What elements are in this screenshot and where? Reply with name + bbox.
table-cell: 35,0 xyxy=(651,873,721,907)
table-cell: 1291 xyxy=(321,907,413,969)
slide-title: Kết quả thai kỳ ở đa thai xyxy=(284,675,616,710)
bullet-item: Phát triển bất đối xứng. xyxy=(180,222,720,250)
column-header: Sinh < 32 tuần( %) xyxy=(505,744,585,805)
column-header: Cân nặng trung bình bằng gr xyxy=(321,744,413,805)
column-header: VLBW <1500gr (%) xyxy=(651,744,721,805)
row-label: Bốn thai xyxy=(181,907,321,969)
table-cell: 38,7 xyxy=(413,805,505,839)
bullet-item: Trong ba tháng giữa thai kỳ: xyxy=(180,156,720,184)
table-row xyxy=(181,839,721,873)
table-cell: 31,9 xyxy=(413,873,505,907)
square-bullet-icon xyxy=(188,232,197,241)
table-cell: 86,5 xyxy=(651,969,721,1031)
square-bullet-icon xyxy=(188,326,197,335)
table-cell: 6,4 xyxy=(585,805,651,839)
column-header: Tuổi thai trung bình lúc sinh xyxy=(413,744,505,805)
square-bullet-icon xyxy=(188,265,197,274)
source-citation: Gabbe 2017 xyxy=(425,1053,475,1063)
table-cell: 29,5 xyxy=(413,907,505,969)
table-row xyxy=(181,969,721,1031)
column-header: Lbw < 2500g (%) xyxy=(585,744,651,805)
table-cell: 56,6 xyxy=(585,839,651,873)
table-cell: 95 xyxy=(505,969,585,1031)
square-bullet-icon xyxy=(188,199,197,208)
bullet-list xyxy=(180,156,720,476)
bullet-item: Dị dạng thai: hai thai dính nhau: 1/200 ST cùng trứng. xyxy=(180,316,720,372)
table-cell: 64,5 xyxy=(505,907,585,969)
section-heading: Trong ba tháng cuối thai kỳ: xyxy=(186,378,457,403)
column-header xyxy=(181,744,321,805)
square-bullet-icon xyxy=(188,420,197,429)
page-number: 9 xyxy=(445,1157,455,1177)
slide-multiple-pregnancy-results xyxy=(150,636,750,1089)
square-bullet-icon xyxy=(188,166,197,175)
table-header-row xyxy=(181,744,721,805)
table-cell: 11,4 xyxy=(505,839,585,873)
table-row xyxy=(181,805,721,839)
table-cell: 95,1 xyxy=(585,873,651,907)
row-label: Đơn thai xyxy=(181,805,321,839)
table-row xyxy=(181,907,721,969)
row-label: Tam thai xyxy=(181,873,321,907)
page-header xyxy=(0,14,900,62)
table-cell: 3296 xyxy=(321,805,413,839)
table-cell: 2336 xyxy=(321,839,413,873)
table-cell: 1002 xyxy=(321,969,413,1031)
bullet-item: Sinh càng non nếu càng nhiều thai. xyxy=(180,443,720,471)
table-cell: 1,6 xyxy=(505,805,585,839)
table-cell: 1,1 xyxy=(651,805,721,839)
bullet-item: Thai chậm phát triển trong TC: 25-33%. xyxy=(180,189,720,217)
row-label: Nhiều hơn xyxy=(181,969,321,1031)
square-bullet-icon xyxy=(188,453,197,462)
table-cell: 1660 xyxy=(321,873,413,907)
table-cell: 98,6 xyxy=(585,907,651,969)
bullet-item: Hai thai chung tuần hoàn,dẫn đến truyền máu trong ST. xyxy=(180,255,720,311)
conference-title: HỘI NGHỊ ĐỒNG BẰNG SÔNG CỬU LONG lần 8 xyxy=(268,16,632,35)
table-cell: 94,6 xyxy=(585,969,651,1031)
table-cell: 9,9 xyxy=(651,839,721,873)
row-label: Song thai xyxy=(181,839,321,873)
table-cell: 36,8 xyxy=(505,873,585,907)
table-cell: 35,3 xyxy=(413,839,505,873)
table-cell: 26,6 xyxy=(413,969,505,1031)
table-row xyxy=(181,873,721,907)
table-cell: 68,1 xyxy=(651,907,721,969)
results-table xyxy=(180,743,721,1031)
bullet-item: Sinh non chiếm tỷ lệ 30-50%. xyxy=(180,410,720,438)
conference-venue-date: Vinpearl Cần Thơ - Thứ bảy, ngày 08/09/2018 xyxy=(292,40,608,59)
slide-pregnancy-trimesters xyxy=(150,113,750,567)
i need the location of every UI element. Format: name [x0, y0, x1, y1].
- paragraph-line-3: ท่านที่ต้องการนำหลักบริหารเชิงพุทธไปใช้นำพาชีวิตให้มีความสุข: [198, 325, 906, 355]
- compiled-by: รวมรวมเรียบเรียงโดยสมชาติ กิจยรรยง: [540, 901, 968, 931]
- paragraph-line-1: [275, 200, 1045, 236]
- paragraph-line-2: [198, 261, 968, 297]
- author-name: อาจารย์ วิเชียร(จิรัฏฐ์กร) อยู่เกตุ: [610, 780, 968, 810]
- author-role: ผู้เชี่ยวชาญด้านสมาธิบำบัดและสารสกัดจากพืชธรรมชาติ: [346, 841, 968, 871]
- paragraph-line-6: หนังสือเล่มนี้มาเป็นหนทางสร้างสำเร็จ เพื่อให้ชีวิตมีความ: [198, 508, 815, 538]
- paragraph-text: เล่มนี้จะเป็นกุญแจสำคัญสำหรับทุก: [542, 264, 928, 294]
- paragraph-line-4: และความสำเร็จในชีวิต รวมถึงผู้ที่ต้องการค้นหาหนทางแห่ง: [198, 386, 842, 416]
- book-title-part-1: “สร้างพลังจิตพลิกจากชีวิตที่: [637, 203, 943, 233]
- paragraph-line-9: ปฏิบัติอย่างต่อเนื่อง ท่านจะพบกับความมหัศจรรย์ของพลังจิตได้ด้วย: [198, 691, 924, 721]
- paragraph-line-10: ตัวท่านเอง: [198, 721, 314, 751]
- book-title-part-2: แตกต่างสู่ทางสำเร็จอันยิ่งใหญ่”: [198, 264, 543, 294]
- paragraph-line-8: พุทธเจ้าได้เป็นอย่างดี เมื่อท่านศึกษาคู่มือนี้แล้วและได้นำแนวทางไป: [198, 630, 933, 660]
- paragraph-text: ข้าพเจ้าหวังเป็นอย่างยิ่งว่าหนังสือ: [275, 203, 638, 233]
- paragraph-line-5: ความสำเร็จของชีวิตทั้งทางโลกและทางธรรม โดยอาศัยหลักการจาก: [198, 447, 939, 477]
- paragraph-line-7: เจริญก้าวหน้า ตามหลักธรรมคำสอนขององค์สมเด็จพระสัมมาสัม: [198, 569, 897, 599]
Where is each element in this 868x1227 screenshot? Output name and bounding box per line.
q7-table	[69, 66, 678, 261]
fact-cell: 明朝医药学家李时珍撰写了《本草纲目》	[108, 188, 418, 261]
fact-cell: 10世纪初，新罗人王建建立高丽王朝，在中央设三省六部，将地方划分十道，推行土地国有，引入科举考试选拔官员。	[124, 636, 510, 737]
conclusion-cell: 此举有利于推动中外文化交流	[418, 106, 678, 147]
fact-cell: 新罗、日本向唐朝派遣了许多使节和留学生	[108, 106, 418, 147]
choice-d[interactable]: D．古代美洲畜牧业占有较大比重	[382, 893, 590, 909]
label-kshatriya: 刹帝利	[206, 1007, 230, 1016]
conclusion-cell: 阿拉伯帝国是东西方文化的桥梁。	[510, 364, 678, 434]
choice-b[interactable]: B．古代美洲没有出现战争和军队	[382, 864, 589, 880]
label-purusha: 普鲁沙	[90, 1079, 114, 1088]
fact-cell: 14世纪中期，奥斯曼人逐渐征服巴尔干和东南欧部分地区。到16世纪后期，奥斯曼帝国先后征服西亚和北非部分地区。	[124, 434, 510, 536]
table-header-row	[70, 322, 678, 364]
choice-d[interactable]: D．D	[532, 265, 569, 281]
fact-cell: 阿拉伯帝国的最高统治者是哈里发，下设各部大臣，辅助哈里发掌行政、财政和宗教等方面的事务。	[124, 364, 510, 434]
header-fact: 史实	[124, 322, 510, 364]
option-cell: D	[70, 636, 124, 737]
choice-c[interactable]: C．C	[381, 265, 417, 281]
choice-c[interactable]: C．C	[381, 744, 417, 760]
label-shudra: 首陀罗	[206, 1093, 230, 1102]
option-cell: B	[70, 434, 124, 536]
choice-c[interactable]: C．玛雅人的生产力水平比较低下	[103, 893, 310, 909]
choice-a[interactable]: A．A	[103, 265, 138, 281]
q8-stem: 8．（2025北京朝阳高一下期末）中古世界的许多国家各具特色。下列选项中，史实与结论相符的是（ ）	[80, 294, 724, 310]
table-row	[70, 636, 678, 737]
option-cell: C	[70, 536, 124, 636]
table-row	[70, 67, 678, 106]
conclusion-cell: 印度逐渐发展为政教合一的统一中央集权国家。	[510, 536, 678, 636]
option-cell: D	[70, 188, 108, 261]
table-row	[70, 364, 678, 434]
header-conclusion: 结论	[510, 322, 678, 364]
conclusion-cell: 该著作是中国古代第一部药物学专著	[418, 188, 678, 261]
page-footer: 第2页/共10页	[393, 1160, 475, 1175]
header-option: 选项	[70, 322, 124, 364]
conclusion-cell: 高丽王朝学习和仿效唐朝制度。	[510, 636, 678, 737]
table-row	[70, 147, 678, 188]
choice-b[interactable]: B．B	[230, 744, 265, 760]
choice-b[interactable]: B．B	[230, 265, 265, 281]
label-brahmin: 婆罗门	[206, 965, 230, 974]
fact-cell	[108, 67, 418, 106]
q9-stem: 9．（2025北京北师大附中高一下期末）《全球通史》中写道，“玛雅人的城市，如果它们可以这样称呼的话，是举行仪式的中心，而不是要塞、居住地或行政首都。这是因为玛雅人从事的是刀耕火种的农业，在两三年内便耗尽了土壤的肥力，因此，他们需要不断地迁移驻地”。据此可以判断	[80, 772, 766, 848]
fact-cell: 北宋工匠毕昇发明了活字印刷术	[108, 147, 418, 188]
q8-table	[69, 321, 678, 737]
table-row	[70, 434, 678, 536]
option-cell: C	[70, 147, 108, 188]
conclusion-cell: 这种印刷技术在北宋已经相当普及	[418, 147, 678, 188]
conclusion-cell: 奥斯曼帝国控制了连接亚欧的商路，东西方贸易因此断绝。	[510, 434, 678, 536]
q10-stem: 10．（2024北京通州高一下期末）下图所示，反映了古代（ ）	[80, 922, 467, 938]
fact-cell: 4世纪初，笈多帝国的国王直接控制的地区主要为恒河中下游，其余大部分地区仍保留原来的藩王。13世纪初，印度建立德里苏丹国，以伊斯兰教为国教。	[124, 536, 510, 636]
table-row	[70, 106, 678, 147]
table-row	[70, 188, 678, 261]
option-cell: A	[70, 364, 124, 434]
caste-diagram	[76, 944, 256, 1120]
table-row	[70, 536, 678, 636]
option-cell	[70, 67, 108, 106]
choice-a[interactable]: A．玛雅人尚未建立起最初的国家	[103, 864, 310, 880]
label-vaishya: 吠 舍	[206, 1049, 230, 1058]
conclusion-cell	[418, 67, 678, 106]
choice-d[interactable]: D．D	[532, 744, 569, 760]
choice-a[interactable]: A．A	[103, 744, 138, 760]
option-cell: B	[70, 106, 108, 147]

========

Give the lines of the material from its very first line through the line containing "column-header: Sinh <", inclusive, as a JSON list of strings with one string per line, omitting any blank lines.

[
  "What elements are in this screenshot and where? Reply with name + bbox.",
  "table-cell: 35,0 xyxy=(651,873,721,907)",
  "table-cell: 1291 xyxy=(321,907,413,969)",
  "slide-title: Kết quả thai kỳ ở đa thai xyxy=(284,675,616,710)",
  "bullet-item: Phát triển bất đối xứng. xyxy=(180,222,720,250)",
  "column-header: Sinh < 32 tuần( %) xyxy=(505,744,585,805)"
]